======== Supplied material

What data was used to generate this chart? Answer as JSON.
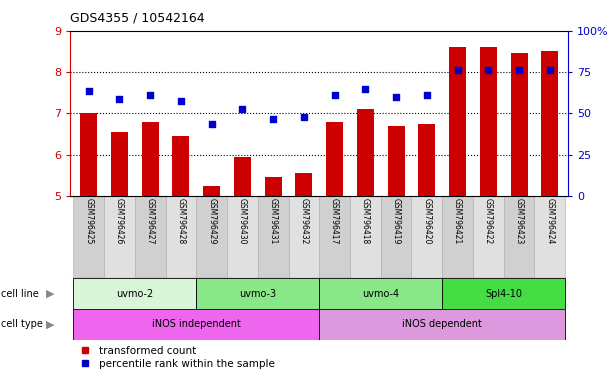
{
  "title": "GDS4355 / 10542164",
  "samples": [
    "GSM796425",
    "GSM796426",
    "GSM796427",
    "GSM796428",
    "GSM796429",
    "GSM796430",
    "GSM796431",
    "GSM796432",
    "GSM796417",
    "GSM796418",
    "GSM796419",
    "GSM796420",
    "GSM796421",
    "GSM796422",
    "GSM796423",
    "GSM796424"
  ],
  "red_values": [
    7.0,
    6.55,
    6.8,
    6.45,
    5.25,
    5.95,
    5.45,
    5.55,
    6.8,
    7.1,
    6.7,
    6.75,
    8.6,
    8.6,
    8.45,
    8.5
  ],
  "blue_values": [
    7.55,
    7.35,
    7.45,
    7.3,
    6.75,
    7.1,
    6.85,
    6.9,
    7.45,
    7.6,
    7.4,
    7.45,
    8.05,
    8.05,
    8.05,
    8.05
  ],
  "ylim_left": [
    5,
    9
  ],
  "ylim_right": [
    0,
    100
  ],
  "yticks_left": [
    5,
    6,
    7,
    8,
    9
  ],
  "yticks_right": [
    0,
    25,
    50,
    75,
    100
  ],
  "yticklabels_right": [
    "0",
    "25",
    "50",
    "75",
    "100%"
  ],
  "cell_lines": [
    {
      "label": "uvmo-2",
      "start": 0,
      "end": 4,
      "color": "#d8f5d8"
    },
    {
      "label": "uvmo-3",
      "start": 4,
      "end": 8,
      "color": "#88e888"
    },
    {
      "label": "uvmo-4",
      "start": 8,
      "end": 12,
      "color": "#88e888"
    },
    {
      "label": "Spl4-10",
      "start": 12,
      "end": 16,
      "color": "#44dd44"
    }
  ],
  "cell_types": [
    {
      "label": "iNOS independent",
      "start": 0,
      "end": 8,
      "color": "#ee66ee"
    },
    {
      "label": "iNOS dependent",
      "start": 8,
      "end": 16,
      "color": "#dd99dd"
    }
  ],
  "bar_color": "#cc0000",
  "dot_color": "#0000cc",
  "axis_left_color": "#cc0000",
  "axis_right_color": "#0000cc",
  "cell_line_row_label": "cell line",
  "cell_type_row_label": "cell type",
  "legend_red": "transformed count",
  "legend_blue": "percentile rank within the sample",
  "sample_col_colors": [
    "#d0d0d0",
    "#e0e0e0"
  ]
}
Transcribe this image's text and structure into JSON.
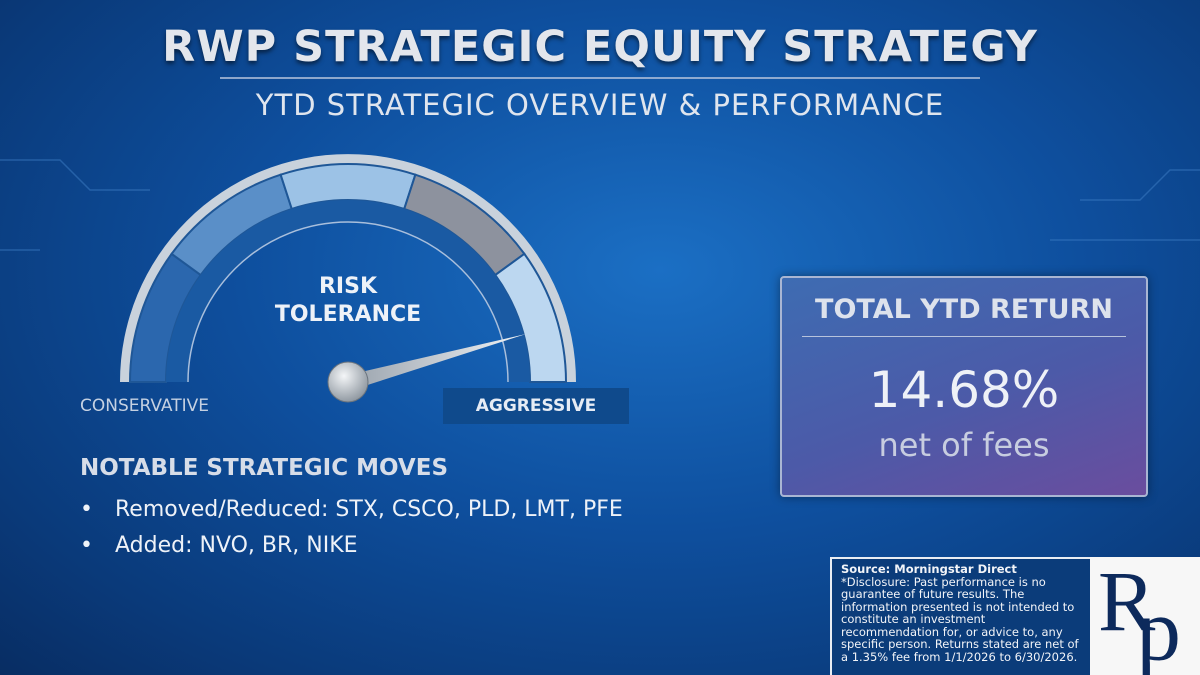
{
  "header": {
    "title": "RWP STRATEGIC EQUITY STRATEGY",
    "subtitle": "YTD STRATEGIC OVERVIEW & PERFORMANCE"
  },
  "gauge": {
    "label_lines": [
      "RISK",
      "TOLERANCE"
    ],
    "low_label": "CONSERVATIVE",
    "high_label": "AGGRESSIVE"
  },
  "moves": {
    "heading": "NOTABLE STRATEGIC MOVES",
    "items": [
      "Removed/Reduced: STX, CSCO, PLD, LMT, PFE",
      "Added: NVO, BR, NIKE"
    ]
  },
  "return_box": {
    "title": "TOTAL YTD RETURN",
    "value": "14.68%",
    "note": "net of fees"
  },
  "disclosure": {
    "source": "Source: Morningstar Direct",
    "text": "*Disclosure: Past performance is no guarantee of future results. The information presented is not intended to constitute an investment recommendation for, or advice to, any specific person. Returns stated are net of a 1.35% fee from 1/1/2026 to 6/30/2026."
  },
  "logo": {
    "letters": [
      "R",
      "p"
    ]
  }
}
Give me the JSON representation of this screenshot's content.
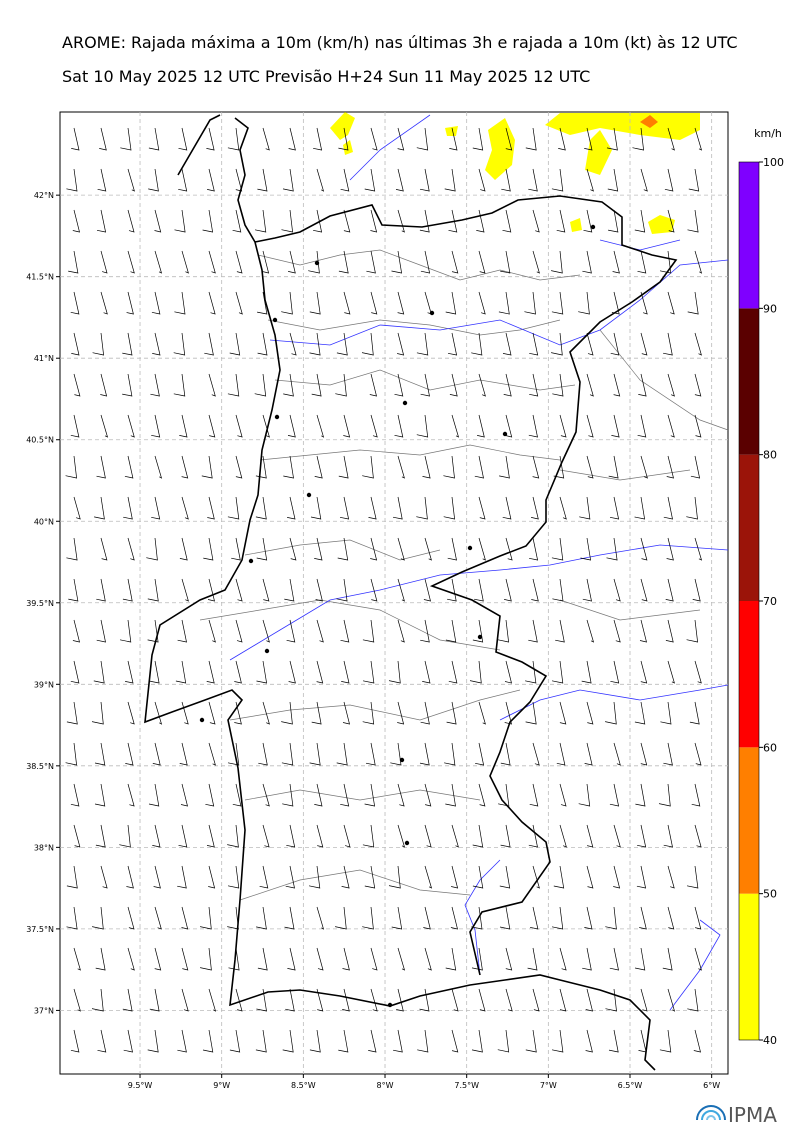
{
  "title": "AROME: Rajada máxima a 10m (km/h) nas últimas 3h e rajada a 10m (kt) às 12 UTC",
  "subtitle": "Sat 10 May 2025 12 UTC Previsão H+24 Sun 11 May 2025 12 UTC",
  "map": {
    "lat_range": [
      36.61,
      42.51
    ],
    "lon_range": [
      -9.99,
      -5.9
    ],
    "lat_ticks": [
      {
        "value": 42,
        "label": "42°N"
      },
      {
        "value": 41.5,
        "label": "41.5°N"
      },
      {
        "value": 41,
        "label": "41°N"
      },
      {
        "value": 40.5,
        "label": "40.5°N"
      },
      {
        "value": 40,
        "label": "40°N"
      },
      {
        "value": 39.5,
        "label": "39.5°N"
      },
      {
        "value": 39,
        "label": "39°N"
      },
      {
        "value": 38.5,
        "label": "38.5°N"
      },
      {
        "value": 38,
        "label": "38°N"
      },
      {
        "value": 37.5,
        "label": "37.5°N"
      },
      {
        "value": 37,
        "label": "37°N"
      }
    ],
    "lon_ticks": [
      {
        "value": -9.5,
        "label": "9.5°W"
      },
      {
        "value": -9,
        "label": "9°W"
      },
      {
        "value": -8.5,
        "label": "8.5°W"
      },
      {
        "value": -8,
        "label": "8°W"
      },
      {
        "value": -7.5,
        "label": "7.5°W"
      },
      {
        "value": -7,
        "label": "7°W"
      },
      {
        "value": -6.5,
        "label": "6.5°W"
      },
      {
        "value": -6,
        "label": "6°W"
      }
    ],
    "grid": true
  },
  "colorbar": {
    "unit": "km/h",
    "levels": [
      40,
      50,
      60,
      70,
      80,
      90,
      100
    ],
    "colors": [
      "#ffff00",
      "#ff7f00",
      "#ff0000",
      "#9b1409",
      "#5a0000",
      "#7f00ff"
    ]
  },
  "logo": "IPMA"
}
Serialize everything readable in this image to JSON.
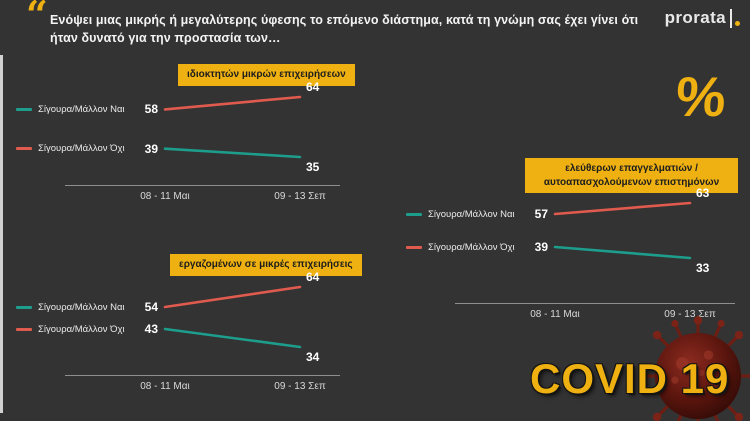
{
  "theme": {
    "background": "#333333",
    "accent_yellow": "#EEB111",
    "series_yes_teal": "#1D9E8C",
    "series_no_red": "#E05A4E",
    "text_white": "#F2F2F2",
    "axis_gray": "#8E8E8E"
  },
  "header": {
    "quote_mark": "“",
    "title_line1": "Ενόψει μιας μικρής ή μεγαλύτερης ύφεσης το επόμενο διάστημα, κατά τη γνώμη σας έχει γίνει ότι",
    "title_line2": "ήταν δυνατό για την προστασία των…",
    "logo_text": "prorata"
  },
  "percent_symbol": "%",
  "covid_badge": "COVID 19",
  "chart_data": [
    {
      "type": "line",
      "title": "ιδιοκτητών μικρών επιχειρήσεων",
      "x": [
        "08 - 11 Μαι",
        "09 - 13 Σεπ"
      ],
      "series": [
        {
          "name": "Σίγουρα/Μάλλον Ναι",
          "color": "#1D9E8C",
          "values": [
            39,
            35
          ]
        },
        {
          "name": "Σίγουρα/Μάλλον Όχι",
          "color": "#E05A4E",
          "values": [
            58,
            64
          ]
        }
      ]
    },
    {
      "type": "line",
      "title": "εργαζομένων σε μικρές επιχειρήσεις",
      "x": [
        "08 - 11 Μαι",
        "09 - 13 Σεπ"
      ],
      "series": [
        {
          "name": "Σίγουρα/Μάλλον Ναι",
          "color": "#1D9E8C",
          "values": [
            43,
            34
          ]
        },
        {
          "name": "Σίγουρα/Μάλλον Όχι",
          "color": "#E05A4E",
          "values": [
            54,
            64
          ]
        }
      ]
    },
    {
      "type": "line",
      "title": "ελεύθερων επαγγελματιών / αυτοαπασχολούμενων επιστημόνων",
      "x": [
        "08 - 11 Μαι",
        "09 - 13 Σεπ"
      ],
      "series": [
        {
          "name": "Σίγουρα/Μάλλον Ναι",
          "color": "#1D9E8C",
          "values": [
            39,
            33
          ]
        },
        {
          "name": "Σίγουρα/Μάλλον Όχι",
          "color": "#E05A4E",
          "values": [
            57,
            63
          ]
        }
      ]
    }
  ]
}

================

Short problem: Return to the listing above and set it down exactly, leaving out its pictures.

Written reply:
What data was used to generate this chart? Answer as JSON.
{
  "title": "GDS4355 / 10542164",
  "samples": [
    "GSM796425",
    "GSM796426",
    "GSM796427",
    "GSM796428",
    "GSM796429",
    "GSM796430",
    "GSM796431",
    "GSM796432",
    "GSM796417",
    "GSM796418",
    "GSM796419",
    "GSM796420",
    "GSM796421",
    "GSM796422",
    "GSM796423",
    "GSM796424"
  ],
  "red_values": [
    7.0,
    6.55,
    6.8,
    6.45,
    5.25,
    5.95,
    5.45,
    5.55,
    6.8,
    7.1,
    6.7,
    6.75,
    8.6,
    8.6,
    8.45,
    8.5
  ],
  "blue_values": [
    7.55,
    7.35,
    7.45,
    7.3,
    6.75,
    7.1,
    6.85,
    6.9,
    7.45,
    7.6,
    7.4,
    7.45,
    8.05,
    8.05,
    8.05,
    8.05
  ],
  "ylim_left": [
    5,
    9
  ],
  "ylim_right": [
    0,
    100
  ],
  "yticks_left": [
    5,
    6,
    7,
    8,
    9
  ],
  "yticks_right": [
    0,
    25,
    50,
    75,
    100
  ],
  "yticklabels_right": [
    "0",
    "25",
    "50",
    "75",
    "100%"
  ],
  "cell_lines": [
    {
      "label": "uvmo-2",
      "start": 0,
      "end": 4,
      "color": "#d8f5d8"
    },
    {
      "label": "uvmo-3",
      "start": 4,
      "end": 8,
      "color": "#88e888"
    },
    {
      "label": "uvmo-4",
      "start": 8,
      "end": 12,
      "color": "#88e888"
    },
    {
      "label": "Spl4-10",
      "start": 12,
      "end": 16,
      "color": "#44dd44"
    }
  ],
  "cell_types": [
    {
      "label": "iNOS independent",
      "start": 0,
      "end": 8,
      "color": "#ee66ee"
    },
    {
      "label": "iNOS dependent",
      "start": 8,
      "end": 16,
      "color": "#dd99dd"
    }
  ],
  "bar_color": "#cc0000",
  "dot_color": "#0000cc",
  "axis_left_color": "#cc0000",
  "axis_right_color": "#0000cc",
  "cell_line_row_label": "cell line",
  "cell_type_row_label": "cell type",
  "legend_red": "transformed count",
  "legend_blue": "percentile rank within the sample",
  "sample_col_colors": [
    "#d0d0d0",
    "#e0e0e0"
  ]
}
Transcribe this image's text and structure into JSON.
{
  "header": {
    "title": "RWP STRATEGIC EQUITY STRATEGY",
    "subtitle": "YTD STRATEGIC OVERVIEW & PERFORMANCE"
  },
  "gauge": {
    "label_lines": [
      "RISK",
      "TOLERANCE"
    ],
    "low_label": "CONSERVATIVE",
    "high_label": "AGGRESSIVE"
  },
  "moves": {
    "heading": "NOTABLE STRATEGIC MOVES",
    "items": [
      "Removed/Reduced: STX, CSCO, PLD, LMT, PFE",
      "Added: NVO, BR, NIKE"
    ]
  },
  "return_box": {
    "title": "TOTAL YTD RETURN",
    "value": "14.68%",
    "note": "net of fees"
  },
  "disclosure": {
    "source": "Source: Morningstar Direct",
    "text": "*Disclosure: Past performance is no guarantee of future results. The information presented is not intended to constitute an investment recommendation for, or advice to, any specific person. Returns stated are net of a 1.35% fee from 1/1/2026 to 6/30/2026."
  },
  "logo": {
    "letters": [
      "R",
      "p"
    ]
  }
}
Give me the JSON representation of this screenshot's content.
{
  "title": "AROME: Rajada máxima a 10m (km/h) nas últimas 3h e rajada a 10m (kt) às 12 UTC",
  "subtitle": "Sat 10 May 2025 12 UTC Previsão H+24 Sun 11 May 2025 12 UTC",
  "map": {
    "lat_range": [
      36.61,
      42.51
    ],
    "lon_range": [
      -9.99,
      -5.9
    ],
    "lat_ticks": [
      {
        "value": 42,
        "label": "42°N"
      },
      {
        "value": 41.5,
        "label": "41.5°N"
      },
      {
        "value": 41,
        "label": "41°N"
      },
      {
        "value": 40.5,
        "label": "40.5°N"
      },
      {
        "value": 40,
        "label": "40°N"
      },
      {
        "value": 39.5,
        "label": "39.5°N"
      },
      {
        "value": 39,
        "label": "39°N"
      },
      {
        "value": 38.5,
        "label": "38.5°N"
      },
      {
        "value": 38,
        "label": "38°N"
      },
      {
        "value": 37.5,
        "label": "37.5°N"
      },
      {
        "value": 37,
        "label": "37°N"
      }
    ],
    "lon_ticks": [
      {
        "value": -9.5,
        "label": "9.5°W"
      },
      {
        "value": -9,
        "label": "9°W"
      },
      {
        "value": -8.5,
        "label": "8.5°W"
      },
      {
        "value": -8,
        "label": "8°W"
      },
      {
        "value": -7.5,
        "label": "7.5°W"
      },
      {
        "value": -7,
        "label": "7°W"
      },
      {
        "value": -6.5,
        "label": "6.5°W"
      },
      {
        "value": -6,
        "label": "6°W"
      }
    ],
    "grid": true
  },
  "colorbar": {
    "unit": "km/h",
    "levels": [
      40,
      50,
      60,
      70,
      80,
      90,
      100
    ],
    "colors": [
      "#ffff00",
      "#ff7f00",
      "#ff0000",
      "#9b1409",
      "#5a0000",
      "#7f00ff"
    ]
  },
  "logo": "IPMA"
}
Serialize everything readable in this image to JSON.
{
  "theme": {
    "background": "#333333",
    "accent_yellow": "#EEB111",
    "series_yes_teal": "#1D9E8C",
    "series_no_red": "#E05A4E",
    "text_white": "#F2F2F2",
    "axis_gray": "#8E8E8E"
  },
  "header": {
    "quote_mark": "“",
    "title_line1": "Ενόψει μιας μικρής ή μεγαλύτερης ύφεσης το επόμενο διάστημα, κατά τη γνώμη σας έχει γίνει ότι",
    "title_line2": "ήταν δυνατό για την προστασία των…",
    "logo_text": "prorata"
  },
  "percent_symbol": "%",
  "covid_badge": "COVID 19",
  "chart_data": [
    {
      "type": "line",
      "title": "ιδιοκτητών μικρών επιχειρήσεων",
      "x": [
        "08 - 11 Μαι",
        "09 - 13 Σεπ"
      ],
      "series": [
        {
          "name": "Σίγουρα/Μάλλον Ναι",
          "color": "#1D9E8C",
          "values": [
            39,
            35
          ]
        },
        {
          "name": "Σίγουρα/Μάλλον Όχι",
          "color": "#E05A4E",
          "values": [
            58,
            64
          ]
        }
      ]
    },
    {
      "type": "line",
      "title": "εργαζομένων σε μικρές επιχειρήσεις",
      "x": [
        "08 - 11 Μαι",
        "09 - 13 Σεπ"
      ],
      "series": [
        {
          "name": "Σίγουρα/Μάλλον Ναι",
          "color": "#1D9E8C",
          "values": [
            43,
            34
          ]
        },
        {
          "name": "Σίγουρα/Μάλλον Όχι",
          "color": "#E05A4E",
          "values": [
            54,
            64
          ]
        }
      ]
    },
    {
      "type": "line",
      "title": "ελεύθερων επαγγελματιών / αυτοαπασχολούμενων επιστημόνων",
      "x": [
        "08 - 11 Μαι",
        "09 - 13 Σεπ"
      ],
      "series": [
        {
          "name": "Σίγουρα/Μάλλον Ναι",
          "color": "#1D9E8C",
          "values": [
            39,
            33
          ]
        },
        {
          "name": "Σίγουρα/Μάλλον Όχι",
          "color": "#E05A4E",
          "values": [
            57,
            63
          ]
        }
      ]
    }
  ]
}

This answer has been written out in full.